━━━ Supplied records
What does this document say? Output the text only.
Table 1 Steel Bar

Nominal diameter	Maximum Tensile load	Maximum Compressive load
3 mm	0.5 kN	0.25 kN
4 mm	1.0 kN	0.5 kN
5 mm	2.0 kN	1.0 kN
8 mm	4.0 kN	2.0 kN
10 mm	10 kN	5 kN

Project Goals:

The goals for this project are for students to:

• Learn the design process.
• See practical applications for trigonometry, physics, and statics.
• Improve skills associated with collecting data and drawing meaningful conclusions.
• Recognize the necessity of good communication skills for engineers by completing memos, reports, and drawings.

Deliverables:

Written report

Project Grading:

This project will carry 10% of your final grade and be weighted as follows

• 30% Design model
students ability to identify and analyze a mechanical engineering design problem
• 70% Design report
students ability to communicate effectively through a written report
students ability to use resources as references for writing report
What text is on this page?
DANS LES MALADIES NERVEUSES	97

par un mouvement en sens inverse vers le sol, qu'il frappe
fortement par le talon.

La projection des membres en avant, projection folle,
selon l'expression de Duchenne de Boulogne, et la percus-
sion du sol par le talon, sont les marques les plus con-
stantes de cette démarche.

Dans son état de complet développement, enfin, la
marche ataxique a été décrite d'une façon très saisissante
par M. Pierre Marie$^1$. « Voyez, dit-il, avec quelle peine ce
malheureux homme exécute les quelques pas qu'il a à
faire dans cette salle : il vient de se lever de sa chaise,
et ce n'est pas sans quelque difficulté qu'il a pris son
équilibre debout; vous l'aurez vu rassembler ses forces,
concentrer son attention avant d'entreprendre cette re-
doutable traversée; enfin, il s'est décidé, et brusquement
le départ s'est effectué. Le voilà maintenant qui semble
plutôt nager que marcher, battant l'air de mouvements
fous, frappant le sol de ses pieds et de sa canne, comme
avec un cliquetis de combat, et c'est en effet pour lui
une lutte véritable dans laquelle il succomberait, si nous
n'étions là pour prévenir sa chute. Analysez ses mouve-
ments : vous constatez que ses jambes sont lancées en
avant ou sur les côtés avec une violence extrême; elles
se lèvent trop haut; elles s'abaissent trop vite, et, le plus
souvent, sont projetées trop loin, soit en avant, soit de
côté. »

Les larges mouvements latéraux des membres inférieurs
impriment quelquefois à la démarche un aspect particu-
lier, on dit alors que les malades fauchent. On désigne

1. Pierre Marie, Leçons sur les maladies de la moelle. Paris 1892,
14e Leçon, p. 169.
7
━━━━━━
• Directions: Using the material above, print every entry exactly as written.

• Right answer:
What does this document say? Output the text only.
Table 1 Steel Bar

Nominal diameter	Maximum Tensile load	Maximum Compressive load
3 mm	0.5 kN	0.25 kN
4 mm	1.0 kN	0.5 kN
5 mm	2.0 kN	1.0 kN
8 mm	4.0 kN	2.0 kN
10 mm	10 kN	5 kN

Project Goals:

The goals for this project are for students to:

• Learn the design process.
• See practical applications for trigonometry, physics, and statics.
• Improve skills associated with collecting data and drawing meaningful conclusions.
• Recognize the necessity of good communication skills for engineers by completing memos, reports, and drawings.

Deliverables:

Written report

Project Grading:

This project will carry 10% of your final grade and be weighted as follows

• 30% Design model
students ability to identify and analyze a mechanical engineering design problem
• 70% Design report
students ability to communicate effectively through a written report
students ability to use resources as references for writing report
What text is on this page?
DANS LES MALADIES NERVEUSES	97

par un mouvement en sens inverse vers le sol, qu'il frappe
fortement par le talon.

La projection des membres en avant, projection folle,
selon l'expression de Duchenne de Boulogne, et la percus-
sion du sol par le talon, sont les marques les plus con-
stantes de cette démarche.

Dans son état de complet développement, enfin, la
marche ataxique a été décrite d'une façon très saisissante
par M. Pierre Marie$^1$. « Voyez, dit-il, avec quelle peine ce
malheureux homme exécute les quelques pas qu'il a à
faire dans cette salle : il vient de se lever de sa chaise,
et ce n'est pas sans quelque difficulté qu'il a pris son
équilibre debout; vous l'aurez vu rassembler ses forces,
concentrer son attention avant d'entreprendre cette re-
doutable traversée; enfin, il s'est décidé, et brusquement
le départ s'est effectué. Le voilà maintenant qui semble
plutôt nager que marcher, battant l'air de mouvements
fous, frappant le sol de ses pieds et de sa canne, comme
avec un cliquetis de combat, et c'est en effet pour lui
une lutte véritable dans laquelle il succomberait, si nous
n'étions là pour prévenir sa chute. Analysez ses mouve-
ments : vous constatez que ses jambes sont lancées en
avant ou sur les côtés avec une violence extrême; elles
se lèvent trop haut; elles s'abaissent trop vite, et, le plus
souvent, sont projetées trop loin, soit en avant, soit de
côté. »

Les larges mouvements latéraux des membres inférieurs
impriment quelquefois à la démarche un aspect particu-
lier, on dit alors que les malades fauchent. On désigne

1. Pierre Marie, Leçons sur les maladies de la moelle. Paris 1892,
14e Leçon, p. 169.
7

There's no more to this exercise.